Stored items
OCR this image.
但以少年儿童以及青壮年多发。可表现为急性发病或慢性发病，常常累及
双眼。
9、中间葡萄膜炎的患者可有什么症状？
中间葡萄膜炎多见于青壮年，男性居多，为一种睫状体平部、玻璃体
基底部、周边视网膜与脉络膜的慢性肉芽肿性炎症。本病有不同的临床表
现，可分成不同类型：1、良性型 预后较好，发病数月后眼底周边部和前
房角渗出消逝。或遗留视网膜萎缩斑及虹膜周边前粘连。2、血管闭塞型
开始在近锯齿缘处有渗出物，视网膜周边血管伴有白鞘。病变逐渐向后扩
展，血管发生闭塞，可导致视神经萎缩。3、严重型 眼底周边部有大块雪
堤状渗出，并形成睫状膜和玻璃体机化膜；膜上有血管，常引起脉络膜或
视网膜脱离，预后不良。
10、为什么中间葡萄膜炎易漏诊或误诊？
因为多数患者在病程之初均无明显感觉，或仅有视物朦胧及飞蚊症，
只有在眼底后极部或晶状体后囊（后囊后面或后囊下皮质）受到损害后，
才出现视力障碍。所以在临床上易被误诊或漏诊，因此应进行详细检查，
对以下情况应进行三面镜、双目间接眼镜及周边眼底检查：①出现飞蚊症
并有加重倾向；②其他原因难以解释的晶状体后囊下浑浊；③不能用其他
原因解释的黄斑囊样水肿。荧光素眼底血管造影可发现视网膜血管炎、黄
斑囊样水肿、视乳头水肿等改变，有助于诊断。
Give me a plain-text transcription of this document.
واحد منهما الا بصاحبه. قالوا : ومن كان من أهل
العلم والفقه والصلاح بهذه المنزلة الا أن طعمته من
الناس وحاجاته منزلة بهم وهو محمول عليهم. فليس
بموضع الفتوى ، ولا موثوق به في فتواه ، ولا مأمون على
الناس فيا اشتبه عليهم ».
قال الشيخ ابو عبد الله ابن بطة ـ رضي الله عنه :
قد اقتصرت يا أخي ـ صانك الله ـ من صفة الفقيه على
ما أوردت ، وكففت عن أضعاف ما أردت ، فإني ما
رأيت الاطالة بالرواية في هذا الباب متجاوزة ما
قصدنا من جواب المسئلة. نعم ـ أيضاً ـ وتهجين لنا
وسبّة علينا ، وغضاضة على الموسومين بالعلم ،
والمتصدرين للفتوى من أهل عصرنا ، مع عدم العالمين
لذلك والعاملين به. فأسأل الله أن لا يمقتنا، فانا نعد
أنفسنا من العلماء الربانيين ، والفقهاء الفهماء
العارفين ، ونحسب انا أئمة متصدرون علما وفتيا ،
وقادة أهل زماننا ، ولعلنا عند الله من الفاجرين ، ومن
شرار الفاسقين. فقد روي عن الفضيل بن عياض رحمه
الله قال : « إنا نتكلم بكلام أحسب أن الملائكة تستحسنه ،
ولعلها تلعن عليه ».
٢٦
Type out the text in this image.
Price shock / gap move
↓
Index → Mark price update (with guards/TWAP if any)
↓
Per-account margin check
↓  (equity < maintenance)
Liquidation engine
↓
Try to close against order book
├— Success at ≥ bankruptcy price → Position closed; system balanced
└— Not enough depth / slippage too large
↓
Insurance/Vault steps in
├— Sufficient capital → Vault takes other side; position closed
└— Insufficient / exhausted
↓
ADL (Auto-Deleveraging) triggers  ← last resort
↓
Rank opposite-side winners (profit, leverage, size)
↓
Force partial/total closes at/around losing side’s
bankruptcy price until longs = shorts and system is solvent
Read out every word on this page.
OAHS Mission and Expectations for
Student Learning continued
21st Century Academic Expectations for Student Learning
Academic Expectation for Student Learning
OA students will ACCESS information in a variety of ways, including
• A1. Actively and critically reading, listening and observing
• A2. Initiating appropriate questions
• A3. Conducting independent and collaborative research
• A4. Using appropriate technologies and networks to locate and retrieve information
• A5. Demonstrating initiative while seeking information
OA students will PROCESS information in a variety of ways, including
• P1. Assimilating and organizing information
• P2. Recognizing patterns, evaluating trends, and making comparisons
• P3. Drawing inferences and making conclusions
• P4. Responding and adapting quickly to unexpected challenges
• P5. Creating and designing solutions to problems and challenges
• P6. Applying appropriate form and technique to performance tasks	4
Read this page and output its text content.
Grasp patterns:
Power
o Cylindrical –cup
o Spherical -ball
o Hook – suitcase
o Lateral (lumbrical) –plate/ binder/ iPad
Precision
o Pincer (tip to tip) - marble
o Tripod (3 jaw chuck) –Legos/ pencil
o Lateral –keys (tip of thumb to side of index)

SHORT EXERCISE
Please repeat all the records above exactly as they appear.

COMPLETED EXERCISE
OCR this image.
但以少年儿童以及青壮年多发。可表现为急性发病或慢性发病，常常累及
双眼。
9、中间葡萄膜炎的患者可有什么症状？
中间葡萄膜炎多见于青壮年，男性居多，为一种睫状体平部、玻璃体
基底部、周边视网膜与脉络膜的慢性肉芽肿性炎症。本病有不同的临床表
现，可分成不同类型：1、良性型 预后较好，发病数月后眼底周边部和前
房角渗出消逝。或遗留视网膜萎缩斑及虹膜周边前粘连。2、血管闭塞型
开始在近锯齿缘处有渗出物，视网膜周边血管伴有白鞘。病变逐渐向后扩
展，血管发生闭塞，可导致视神经萎缩。3、严重型 眼底周边部有大块雪
堤状渗出，并形成睫状膜和玻璃体机化膜；膜上有血管，常引起脉络膜或
视网膜脱离，预后不良。
10、为什么中间葡萄膜炎易漏诊或误诊？
因为多数患者在病程之初均无明显感觉，或仅有视物朦胧及飞蚊症，
只有在眼底后极部或晶状体后囊（后囊后面或后囊下皮质）受到损害后，
才出现视力障碍。所以在临床上易被误诊或漏诊，因此应进行详细检查，
对以下情况应进行三面镜、双目间接眼镜及周边眼底检查：①出现飞蚊症
并有加重倾向；②其他原因难以解释的晶状体后囊下浑浊；③不能用其他
原因解释的黄斑囊样水肿。荧光素眼底血管造影可发现视网膜血管炎、黄
斑囊样水肿、视乳头水肿等改变，有助于诊断。
Give me a plain-text transcription of this document.
واحد منهما الا بصاحبه. قالوا : ومن كان من أهل
العلم والفقه والصلاح بهذه المنزلة الا أن طعمته من
الناس وحاجاته منزلة بهم وهو محمول عليهم. فليس
بموضع الفتوى ، ولا موثوق به في فتواه ، ولا مأمون على
الناس فيا اشتبه عليهم ».
قال الشيخ ابو عبد الله ابن بطة ـ رضي الله عنه :
قد اقتصرت يا أخي ـ صانك الله ـ من صفة الفقيه على
ما أوردت ، وكففت عن أضعاف ما أردت ، فإني ما
رأيت الاطالة بالرواية في هذا الباب متجاوزة ما
قصدنا من جواب المسئلة. نعم ـ أيضاً ـ وتهجين لنا
وسبّة علينا ، وغضاضة على الموسومين بالعلم ،
والمتصدرين للفتوى من أهل عصرنا ، مع عدم العالمين
لذلك والعاملين به. فأسأل الله أن لا يمقتنا، فانا نعد
أنفسنا من العلماء الربانيين ، والفقهاء الفهماء
العارفين ، ونحسب انا أئمة متصدرون علما وفتيا ،
وقادة أهل زماننا ، ولعلنا عند الله من الفاجرين ، ومن
شرار الفاسقين. فقد روي عن الفضيل بن عياض رحمه
الله قال : « إنا نتكلم بكلام أحسب أن الملائكة تستحسنه ،
ولعلها تلعن عليه ».
٢٦
Type out the text in this image.
Price shock / gap move
↓
Index → Mark price update (with guards/TWAP if any)
↓
Per-account margin check
↓  (equity < maintenance)
Liquidation engine
↓
Try to close against order book
├— Success at ≥ bankruptcy price → Position closed; system balanced
└— Not enough depth / slippage too large
↓
Insurance/Vault steps in
├— Sufficient capital → Vault takes other side; position closed
└— Insufficient / exhausted
↓
ADL (Auto-Deleveraging) triggers  ← last resort
↓
Rank opposite-side winners (profit, leverage, size)
↓
Force partial/total closes at/around losing side’s
bankruptcy price until longs = shorts and system is solvent
Read out every word on this page.
OAHS Mission and Expectations for
Student Learning continued
21st Century Academic Expectations for Student Learning
Academic Expectation for Student Learning
OA students will ACCESS information in a variety of ways, including
• A1. Actively and critically reading, listening and observing
• A2. Initiating appropriate questions
• A3. Conducting independent and collaborative research
• A4. Using appropriate technologies and networks to locate and retrieve information
• A5. Demonstrating initiative while seeking information
OA students will PROCESS information in a variety of ways, including
• P1. Assimilating and organizing information
• P2. Recognizing patterns, evaluating trends, and making comparisons
• P3. Drawing inferences and making conclusions
• P4. Responding and adapting quickly to unexpected challenges
• P5. Creating and designing solutions to problems and challenges
• P6. Applying appropriate form and technique to performance tasks	4
Read this page and output its text content.
Grasp patterns:
Power
o Cylindrical –cup
o Spherical -ball
o Hook – suitcase
o Lateral (lumbrical) –plate/ binder/ iPad
Precision
o Pincer (tip to tip) - marble
o Tripod (3 jaw chuck) –Legos/ pencil
o Lateral –keys (tip of thumb to side of index)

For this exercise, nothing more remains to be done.